**Collected data entries:**

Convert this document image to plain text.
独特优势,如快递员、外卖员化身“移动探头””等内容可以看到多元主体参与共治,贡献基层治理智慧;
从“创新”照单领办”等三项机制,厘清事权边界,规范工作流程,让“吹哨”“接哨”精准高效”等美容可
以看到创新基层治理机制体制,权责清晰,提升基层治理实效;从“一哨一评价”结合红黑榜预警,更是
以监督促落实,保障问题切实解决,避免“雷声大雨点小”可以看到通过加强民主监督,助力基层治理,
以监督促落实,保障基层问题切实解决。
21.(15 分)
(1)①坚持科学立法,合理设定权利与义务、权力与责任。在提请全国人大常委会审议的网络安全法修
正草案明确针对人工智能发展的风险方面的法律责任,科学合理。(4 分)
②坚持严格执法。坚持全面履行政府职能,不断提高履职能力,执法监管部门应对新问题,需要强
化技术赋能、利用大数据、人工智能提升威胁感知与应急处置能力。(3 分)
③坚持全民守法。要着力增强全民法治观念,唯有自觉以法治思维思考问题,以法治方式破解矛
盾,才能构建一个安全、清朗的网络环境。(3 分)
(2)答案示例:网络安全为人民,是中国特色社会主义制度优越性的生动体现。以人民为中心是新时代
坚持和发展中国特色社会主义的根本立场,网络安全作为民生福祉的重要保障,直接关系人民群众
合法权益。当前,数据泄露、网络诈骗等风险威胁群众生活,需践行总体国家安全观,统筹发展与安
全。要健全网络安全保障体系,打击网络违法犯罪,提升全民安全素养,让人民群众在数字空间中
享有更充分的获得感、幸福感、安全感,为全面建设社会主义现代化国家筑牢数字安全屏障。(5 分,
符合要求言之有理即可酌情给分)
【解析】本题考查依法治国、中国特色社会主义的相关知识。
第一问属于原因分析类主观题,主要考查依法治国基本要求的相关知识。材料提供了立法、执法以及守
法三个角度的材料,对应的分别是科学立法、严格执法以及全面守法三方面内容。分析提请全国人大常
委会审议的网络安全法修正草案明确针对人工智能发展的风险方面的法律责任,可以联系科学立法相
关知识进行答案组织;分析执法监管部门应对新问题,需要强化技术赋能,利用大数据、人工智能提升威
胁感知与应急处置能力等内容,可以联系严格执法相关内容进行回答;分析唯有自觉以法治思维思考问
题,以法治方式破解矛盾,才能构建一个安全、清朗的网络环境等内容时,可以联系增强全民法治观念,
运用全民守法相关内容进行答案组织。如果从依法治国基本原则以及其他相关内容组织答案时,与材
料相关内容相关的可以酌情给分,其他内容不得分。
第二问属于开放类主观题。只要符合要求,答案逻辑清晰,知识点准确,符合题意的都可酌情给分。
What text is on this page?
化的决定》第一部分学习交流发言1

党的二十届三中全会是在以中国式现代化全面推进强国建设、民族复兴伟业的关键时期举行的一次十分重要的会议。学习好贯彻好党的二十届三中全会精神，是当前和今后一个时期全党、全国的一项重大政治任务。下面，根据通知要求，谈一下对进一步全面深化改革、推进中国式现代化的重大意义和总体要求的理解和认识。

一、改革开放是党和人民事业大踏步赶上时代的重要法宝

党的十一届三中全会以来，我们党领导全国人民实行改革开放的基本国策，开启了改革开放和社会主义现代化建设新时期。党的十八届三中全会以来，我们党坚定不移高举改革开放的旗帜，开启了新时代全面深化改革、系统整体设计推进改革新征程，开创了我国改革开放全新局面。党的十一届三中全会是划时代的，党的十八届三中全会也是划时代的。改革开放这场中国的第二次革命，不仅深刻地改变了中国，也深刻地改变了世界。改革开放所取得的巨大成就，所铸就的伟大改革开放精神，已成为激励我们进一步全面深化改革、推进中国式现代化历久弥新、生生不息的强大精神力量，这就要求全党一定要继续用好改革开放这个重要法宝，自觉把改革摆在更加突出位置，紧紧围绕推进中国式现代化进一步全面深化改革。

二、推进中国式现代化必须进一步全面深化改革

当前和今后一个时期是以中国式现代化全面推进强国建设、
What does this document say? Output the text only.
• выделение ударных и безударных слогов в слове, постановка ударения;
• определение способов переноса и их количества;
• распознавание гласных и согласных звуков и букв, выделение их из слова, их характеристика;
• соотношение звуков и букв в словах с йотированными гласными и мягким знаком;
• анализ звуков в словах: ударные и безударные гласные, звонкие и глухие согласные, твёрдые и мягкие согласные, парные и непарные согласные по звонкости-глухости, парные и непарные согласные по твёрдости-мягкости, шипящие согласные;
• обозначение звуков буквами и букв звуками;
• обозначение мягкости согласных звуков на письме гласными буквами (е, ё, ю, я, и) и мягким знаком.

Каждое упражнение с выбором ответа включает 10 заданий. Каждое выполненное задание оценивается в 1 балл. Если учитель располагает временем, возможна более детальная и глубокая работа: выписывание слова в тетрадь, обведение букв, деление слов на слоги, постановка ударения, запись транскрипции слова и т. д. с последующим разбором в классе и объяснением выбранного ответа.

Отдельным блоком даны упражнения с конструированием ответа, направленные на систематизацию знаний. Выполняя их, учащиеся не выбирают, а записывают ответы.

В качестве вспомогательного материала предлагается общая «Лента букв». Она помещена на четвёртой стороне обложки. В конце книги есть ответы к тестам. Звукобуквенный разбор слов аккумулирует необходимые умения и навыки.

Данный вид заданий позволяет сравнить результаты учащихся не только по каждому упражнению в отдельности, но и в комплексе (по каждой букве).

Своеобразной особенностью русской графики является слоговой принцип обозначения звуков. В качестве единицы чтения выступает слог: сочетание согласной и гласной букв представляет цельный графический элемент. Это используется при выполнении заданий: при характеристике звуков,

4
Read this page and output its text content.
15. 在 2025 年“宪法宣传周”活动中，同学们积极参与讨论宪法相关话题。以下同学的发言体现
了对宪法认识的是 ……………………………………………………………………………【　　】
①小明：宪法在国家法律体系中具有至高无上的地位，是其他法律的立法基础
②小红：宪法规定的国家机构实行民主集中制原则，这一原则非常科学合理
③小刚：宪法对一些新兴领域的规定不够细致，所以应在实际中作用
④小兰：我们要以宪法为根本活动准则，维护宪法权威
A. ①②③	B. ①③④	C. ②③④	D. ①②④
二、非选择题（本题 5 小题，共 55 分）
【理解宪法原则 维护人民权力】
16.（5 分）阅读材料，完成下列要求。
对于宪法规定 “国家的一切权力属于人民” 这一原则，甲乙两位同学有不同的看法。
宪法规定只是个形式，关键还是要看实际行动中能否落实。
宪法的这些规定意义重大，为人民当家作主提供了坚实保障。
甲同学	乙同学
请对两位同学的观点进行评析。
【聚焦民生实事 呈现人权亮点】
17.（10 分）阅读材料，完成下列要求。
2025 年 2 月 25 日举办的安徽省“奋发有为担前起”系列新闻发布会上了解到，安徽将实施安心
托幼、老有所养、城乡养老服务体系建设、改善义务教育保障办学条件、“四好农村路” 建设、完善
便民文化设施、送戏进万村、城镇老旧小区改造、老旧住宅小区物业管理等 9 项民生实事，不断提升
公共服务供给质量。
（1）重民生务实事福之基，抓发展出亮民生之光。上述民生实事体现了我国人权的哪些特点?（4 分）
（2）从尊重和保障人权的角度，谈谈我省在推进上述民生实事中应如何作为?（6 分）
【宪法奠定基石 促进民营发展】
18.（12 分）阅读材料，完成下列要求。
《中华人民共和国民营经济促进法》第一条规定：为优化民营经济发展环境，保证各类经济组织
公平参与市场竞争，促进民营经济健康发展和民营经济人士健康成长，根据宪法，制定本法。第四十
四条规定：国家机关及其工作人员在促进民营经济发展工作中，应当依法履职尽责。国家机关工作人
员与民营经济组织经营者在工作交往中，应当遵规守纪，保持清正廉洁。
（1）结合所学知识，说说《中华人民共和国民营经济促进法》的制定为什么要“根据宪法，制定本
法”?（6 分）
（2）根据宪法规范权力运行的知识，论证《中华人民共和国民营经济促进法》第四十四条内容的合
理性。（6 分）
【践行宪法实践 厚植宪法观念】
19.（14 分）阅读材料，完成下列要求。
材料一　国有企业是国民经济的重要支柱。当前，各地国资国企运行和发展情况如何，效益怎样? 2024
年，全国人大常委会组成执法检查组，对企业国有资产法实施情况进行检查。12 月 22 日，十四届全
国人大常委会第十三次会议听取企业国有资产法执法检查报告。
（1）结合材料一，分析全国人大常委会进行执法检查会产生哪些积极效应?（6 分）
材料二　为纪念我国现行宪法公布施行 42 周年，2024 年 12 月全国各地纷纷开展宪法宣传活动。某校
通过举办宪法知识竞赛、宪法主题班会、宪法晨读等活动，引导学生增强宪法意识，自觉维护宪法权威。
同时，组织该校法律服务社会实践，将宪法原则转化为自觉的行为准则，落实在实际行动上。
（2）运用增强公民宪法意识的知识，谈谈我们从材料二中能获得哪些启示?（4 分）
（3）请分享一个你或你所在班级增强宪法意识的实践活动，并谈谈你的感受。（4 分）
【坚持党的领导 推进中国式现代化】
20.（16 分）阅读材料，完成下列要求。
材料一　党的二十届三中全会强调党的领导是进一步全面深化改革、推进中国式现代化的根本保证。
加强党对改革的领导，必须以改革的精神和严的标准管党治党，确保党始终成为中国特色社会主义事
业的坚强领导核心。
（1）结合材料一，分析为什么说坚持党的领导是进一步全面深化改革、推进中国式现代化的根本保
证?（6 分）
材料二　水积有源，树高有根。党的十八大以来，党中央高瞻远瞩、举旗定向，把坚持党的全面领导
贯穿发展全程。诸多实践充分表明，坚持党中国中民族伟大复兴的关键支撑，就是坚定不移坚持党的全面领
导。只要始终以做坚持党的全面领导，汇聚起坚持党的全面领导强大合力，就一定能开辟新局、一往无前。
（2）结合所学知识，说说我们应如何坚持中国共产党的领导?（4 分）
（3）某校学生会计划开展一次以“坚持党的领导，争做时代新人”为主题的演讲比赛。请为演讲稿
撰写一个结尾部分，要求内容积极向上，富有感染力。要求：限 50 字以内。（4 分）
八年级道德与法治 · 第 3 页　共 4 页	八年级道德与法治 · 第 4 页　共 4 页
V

**WHAT IS NEEDED:**
Check each line of the material above for "мягкости" and say how many lines contain it, giving the number alone.

**EXPECTED ANSWER:**
2